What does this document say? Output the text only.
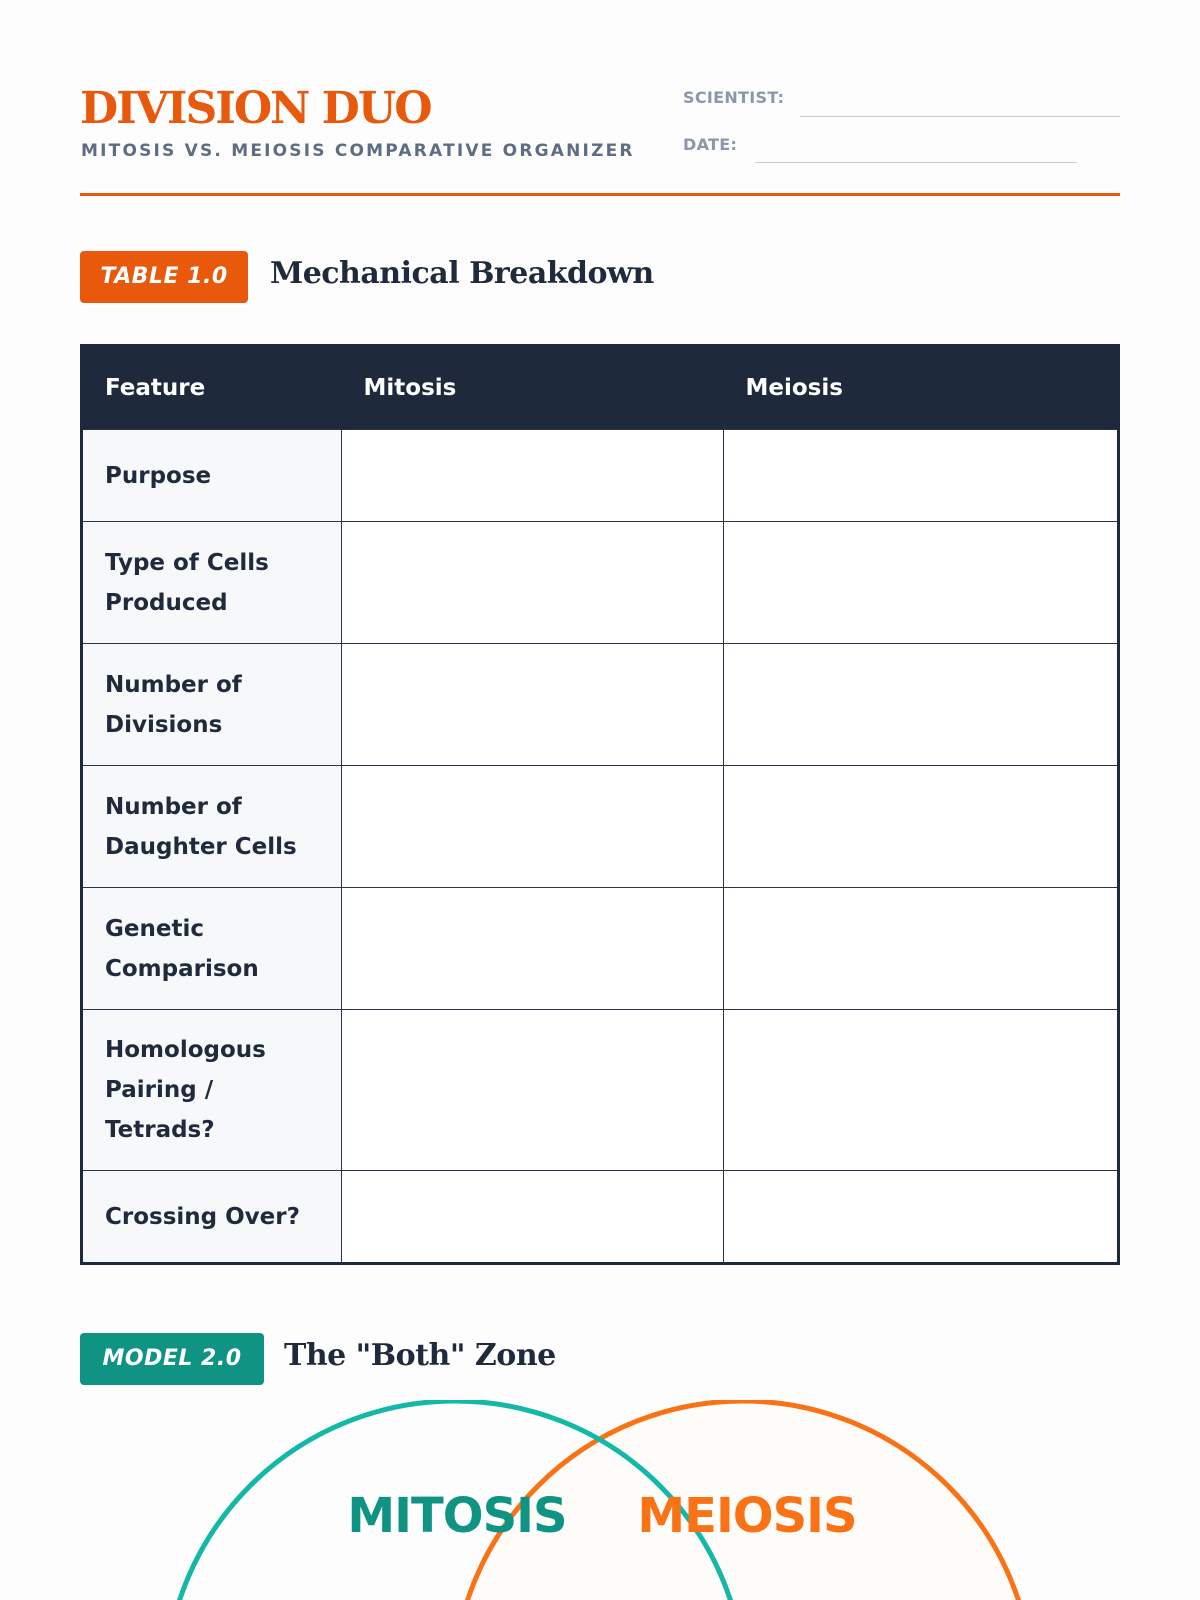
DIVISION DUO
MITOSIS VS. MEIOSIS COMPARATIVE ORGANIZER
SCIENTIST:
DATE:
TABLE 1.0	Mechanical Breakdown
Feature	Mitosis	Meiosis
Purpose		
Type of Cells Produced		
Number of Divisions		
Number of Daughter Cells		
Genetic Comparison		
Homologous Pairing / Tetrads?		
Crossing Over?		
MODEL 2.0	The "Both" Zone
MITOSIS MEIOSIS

What this task involves: Leave the pictures out and reproduce all of the records exactly.

Solution for this task:
What does this document say? Output the text only.
DIVISION DUO
MITOSIS VS. MEIOSIS COMPARATIVE ORGANIZER
SCIENTIST:
DATE:
TABLE 1.0	Mechanical Breakdown
Feature	Mitosis	Meiosis
Purpose		
Type of Cells Produced		
Number of Divisions		
Number of Daughter Cells		
Genetic Comparison		
Homologous Pairing / Tetrads?		
Crossing Over?		
MODEL 2.0	The "Both" Zone
MITOSIS MEIOSIS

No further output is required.